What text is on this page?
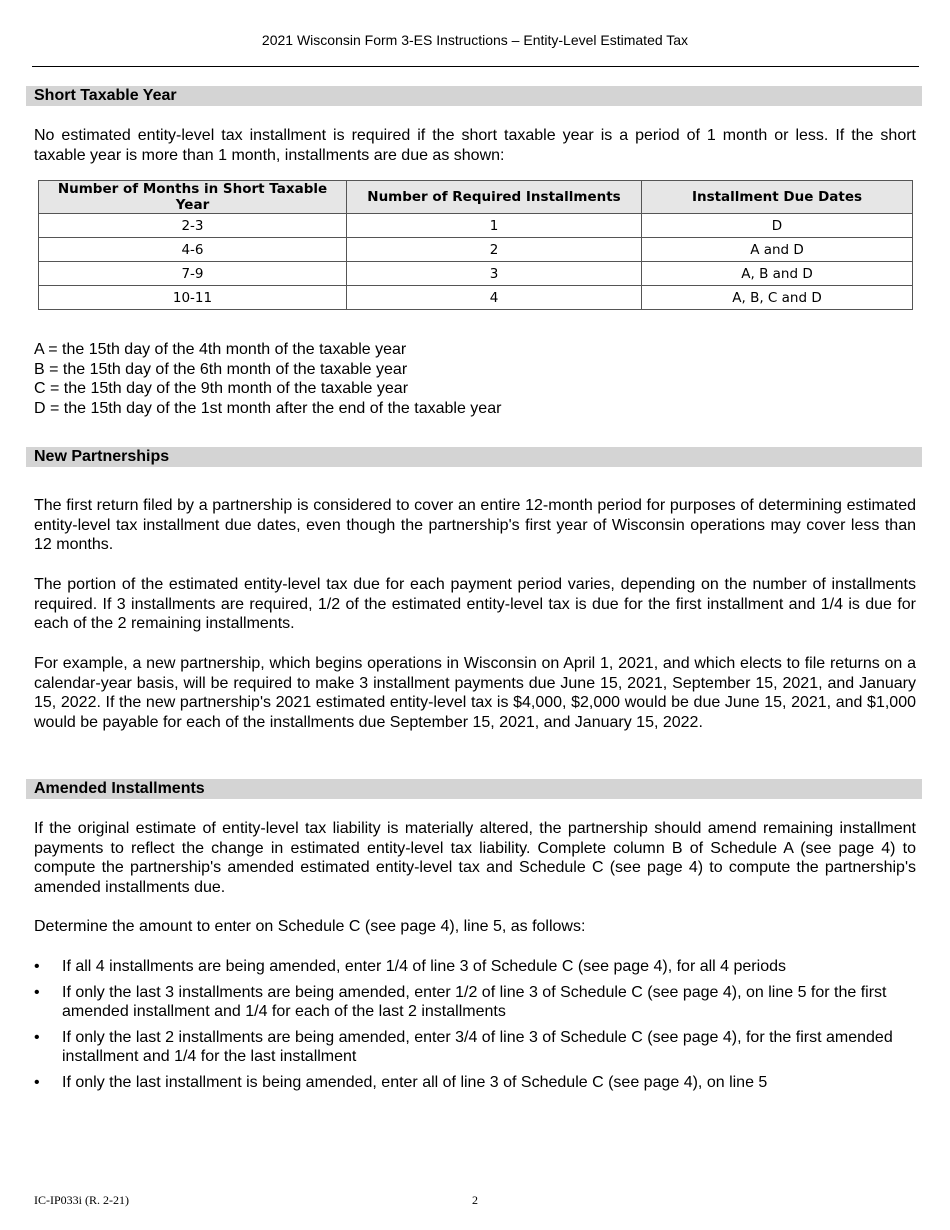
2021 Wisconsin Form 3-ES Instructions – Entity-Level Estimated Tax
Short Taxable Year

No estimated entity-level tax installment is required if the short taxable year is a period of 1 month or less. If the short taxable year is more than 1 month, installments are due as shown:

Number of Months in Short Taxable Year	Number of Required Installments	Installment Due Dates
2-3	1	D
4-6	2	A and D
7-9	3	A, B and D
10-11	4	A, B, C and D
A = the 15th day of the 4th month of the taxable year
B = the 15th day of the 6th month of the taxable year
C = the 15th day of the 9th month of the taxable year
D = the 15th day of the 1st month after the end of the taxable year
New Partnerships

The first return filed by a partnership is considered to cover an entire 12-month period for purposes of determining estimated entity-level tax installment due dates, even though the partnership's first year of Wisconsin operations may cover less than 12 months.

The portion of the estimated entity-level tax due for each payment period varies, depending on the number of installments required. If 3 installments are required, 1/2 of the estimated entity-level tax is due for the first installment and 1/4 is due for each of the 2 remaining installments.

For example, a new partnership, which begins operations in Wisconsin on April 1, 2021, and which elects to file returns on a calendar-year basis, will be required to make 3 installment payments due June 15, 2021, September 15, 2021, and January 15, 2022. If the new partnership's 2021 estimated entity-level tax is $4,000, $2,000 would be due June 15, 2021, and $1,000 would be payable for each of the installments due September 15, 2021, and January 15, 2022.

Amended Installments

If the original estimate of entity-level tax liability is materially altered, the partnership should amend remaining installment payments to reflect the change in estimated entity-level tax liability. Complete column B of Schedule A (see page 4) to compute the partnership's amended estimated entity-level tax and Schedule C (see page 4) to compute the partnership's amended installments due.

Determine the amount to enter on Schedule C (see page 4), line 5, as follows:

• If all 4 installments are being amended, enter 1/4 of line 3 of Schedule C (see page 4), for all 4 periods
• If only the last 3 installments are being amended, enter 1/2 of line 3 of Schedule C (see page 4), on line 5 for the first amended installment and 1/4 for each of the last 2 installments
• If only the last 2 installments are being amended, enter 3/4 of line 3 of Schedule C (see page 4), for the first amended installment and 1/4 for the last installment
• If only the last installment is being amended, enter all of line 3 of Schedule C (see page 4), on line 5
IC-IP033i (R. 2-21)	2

□ □ □ □ □

_Objective_
Leave out the pictures and restate everything else word for word.

_Response to the task_
What text is on this page?
2021 Wisconsin Form 3-ES Instructions – Entity-Level Estimated Tax
Short Taxable Year

No estimated entity-level tax installment is required if the short taxable year is a period of 1 month or less. If the short taxable year is more than 1 month, installments are due as shown:

Number of Months in Short Taxable Year	Number of Required Installments	Installment Due Dates
2-3	1	D
4-6	2	A and D
7-9	3	A, B and D
10-11	4	A, B, C and D
A = the 15th day of the 4th month of the taxable year
B = the 15th day of the 6th month of the taxable year
C = the 15th day of the 9th month of the taxable year
D = the 15th day of the 1st month after the end of the taxable year
New Partnerships

The first return filed by a partnership is considered to cover an entire 12-month period for purposes of determining estimated entity-level tax installment due dates, even though the partnership's first year of Wisconsin operations may cover less than 12 months.

The portion of the estimated entity-level tax due for each payment period varies, depending on the number of installments required. If 3 installments are required, 1/2 of the estimated entity-level tax is due for the first installment and 1/4 is due for each of the 2 remaining installments.

For example, a new partnership, which begins operations in Wisconsin on April 1, 2021, and which elects to file returns on a calendar-year basis, will be required to make 3 installment payments due June 15, 2021, September 15, 2021, and January 15, 2022. If the new partnership's 2021 estimated entity-level tax is $4,000, $2,000 would be due June 15, 2021, and $1,000 would be payable for each of the installments due September 15, 2021, and January 15, 2022.

Amended Installments

If the original estimate of entity-level tax liability is materially altered, the partnership should amend remaining installment payments to reflect the change in estimated entity-level tax liability. Complete column B of Schedule A (see page 4) to compute the partnership's amended estimated entity-level tax and Schedule C (see page 4) to compute the partnership's amended installments due.

Determine the amount to enter on Schedule C (see page 4), line 5, as follows:

• If all 4 installments are being amended, enter 1/4 of line 3 of Schedule C (see page 4), for all 4 periods
• If only the last 3 installments are being amended, enter 1/2 of line 3 of Schedule C (see page 4), on line 5 for the first amended installment and 1/4 for each of the last 2 installments
• If only the last 2 installments are being amended, enter 3/4 of line 3 of Schedule C (see page 4), for the first amended installment and 1/4 for the last installment
• If only the last installment is being amended, enter all of line 3 of Schedule C (see page 4), on line 5
IC-IP033i (R. 2-21)	2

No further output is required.